Quote each line of the material verbatim, without the pictures.

* Data to process:
·····

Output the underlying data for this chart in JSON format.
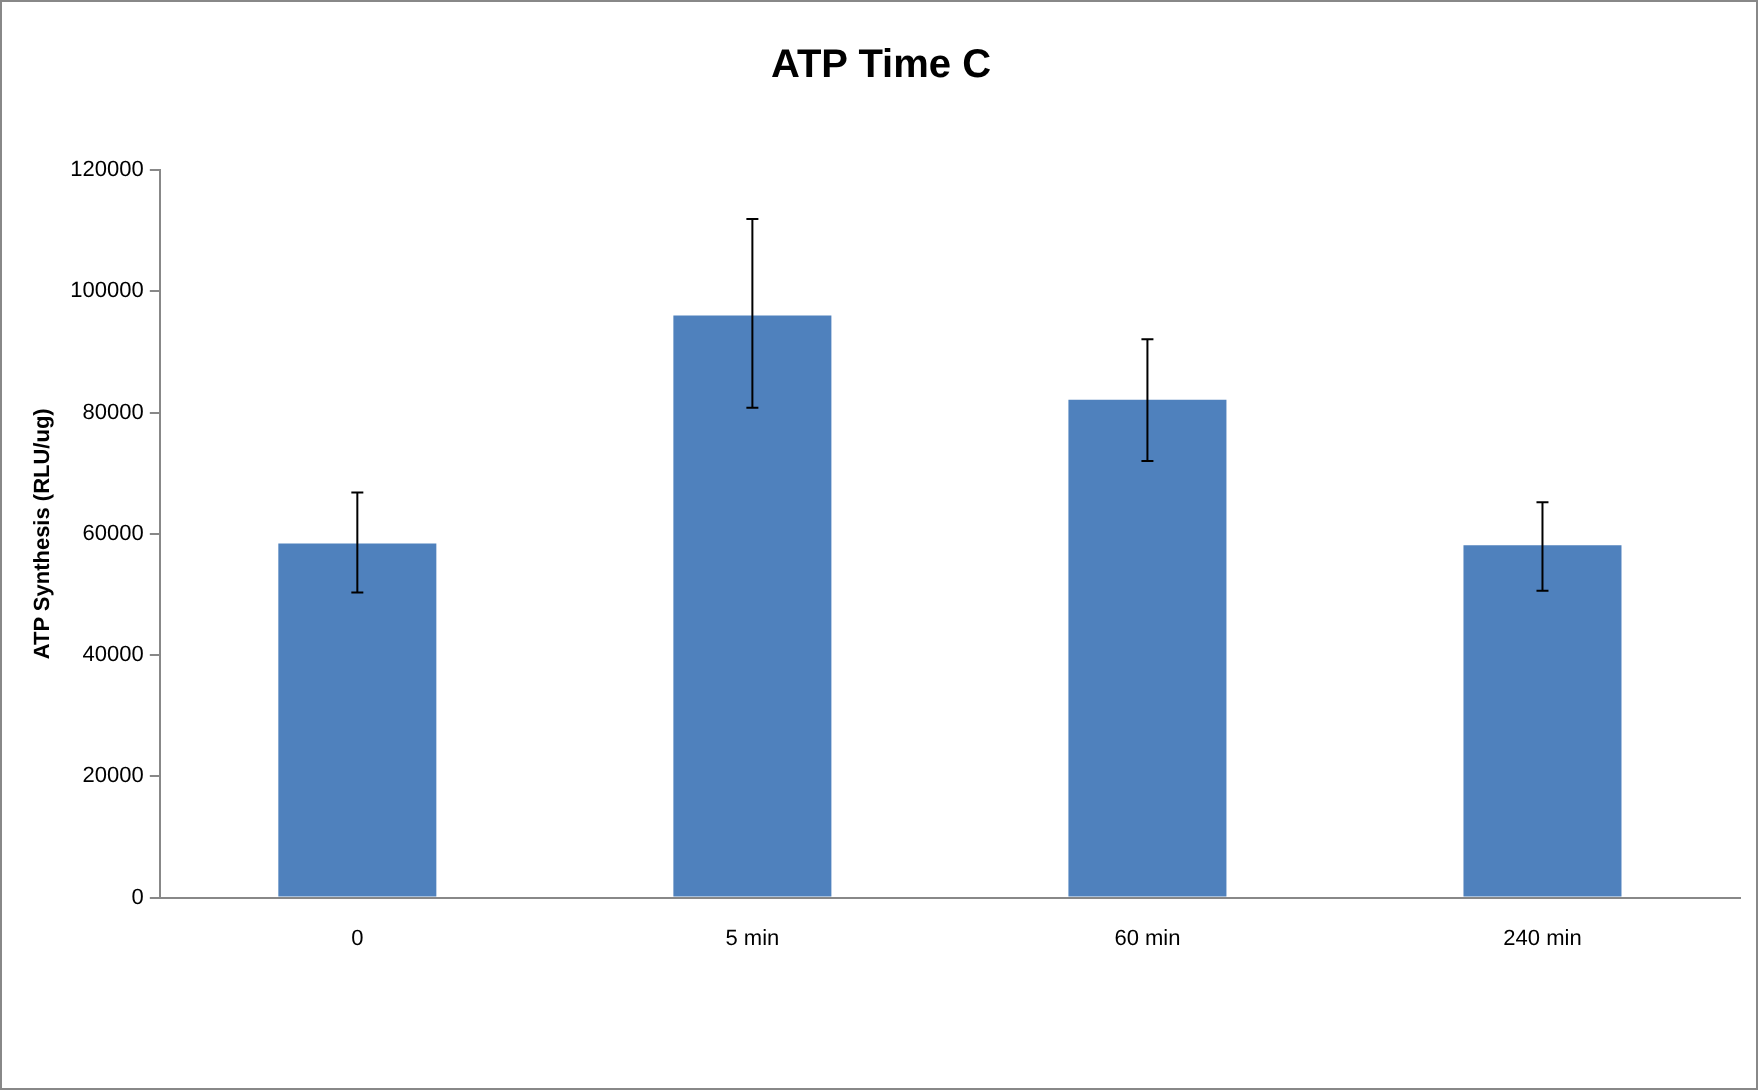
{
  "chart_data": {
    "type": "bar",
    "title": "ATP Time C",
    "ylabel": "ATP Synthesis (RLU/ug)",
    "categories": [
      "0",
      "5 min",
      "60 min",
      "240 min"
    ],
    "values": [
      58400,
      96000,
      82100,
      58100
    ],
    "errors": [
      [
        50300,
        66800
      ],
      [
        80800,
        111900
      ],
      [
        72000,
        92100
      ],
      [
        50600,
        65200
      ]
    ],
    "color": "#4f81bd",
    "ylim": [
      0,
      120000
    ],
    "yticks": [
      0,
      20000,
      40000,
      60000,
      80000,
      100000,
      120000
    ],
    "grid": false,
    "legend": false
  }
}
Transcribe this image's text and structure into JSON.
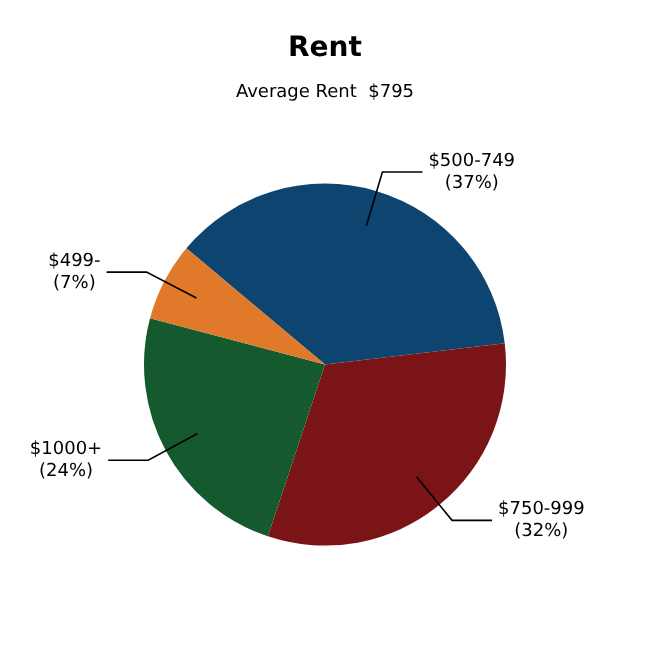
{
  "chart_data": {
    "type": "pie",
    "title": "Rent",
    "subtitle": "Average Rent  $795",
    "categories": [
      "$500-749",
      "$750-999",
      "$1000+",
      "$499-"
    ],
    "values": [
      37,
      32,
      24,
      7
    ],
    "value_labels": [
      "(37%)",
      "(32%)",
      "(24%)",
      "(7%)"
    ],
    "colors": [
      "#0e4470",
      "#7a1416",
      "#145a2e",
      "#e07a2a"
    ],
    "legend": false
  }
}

·····

* Exercise output:
Output the underlying data for this chart in JSON format.
{
  "chart_data": {
    "type": "bar",
    "title": "ATP Time C",
    "ylabel": "ATP Synthesis (RLU/ug)",
    "categories": [
      "0",
      "5 min",
      "60 min",
      "240 min"
    ],
    "values": [
      58400,
      96000,
      82100,
      58100
    ],
    "errors": [
      [
        50300,
        66800
      ],
      [
        80800,
        111900
      ],
      [
        72000,
        92100
      ],
      [
        50600,
        65200
      ]
    ],
    "color": "#4f81bd",
    "ylim": [
      0,
      120000
    ],
    "yticks": [
      0,
      20000,
      40000,
      60000,
      80000,
      100000,
      120000
    ],
    "grid": false,
    "legend": false
  }
}
Transcribe this image's text and structure into JSON.
{
  "chart_data": {
    "type": "pie",
    "title": "Rent",
    "subtitle": "Average Rent  $795",
    "categories": [
      "$500-749",
      "$750-999",
      "$1000+",
      "$499-"
    ],
    "values": [
      37,
      32,
      24,
      7
    ],
    "value_labels": [
      "(37%)",
      "(32%)",
      "(24%)",
      "(7%)"
    ],
    "colors": [
      "#0e4470",
      "#7a1416",
      "#145a2e",
      "#e07a2a"
    ],
    "legend": false
  }
}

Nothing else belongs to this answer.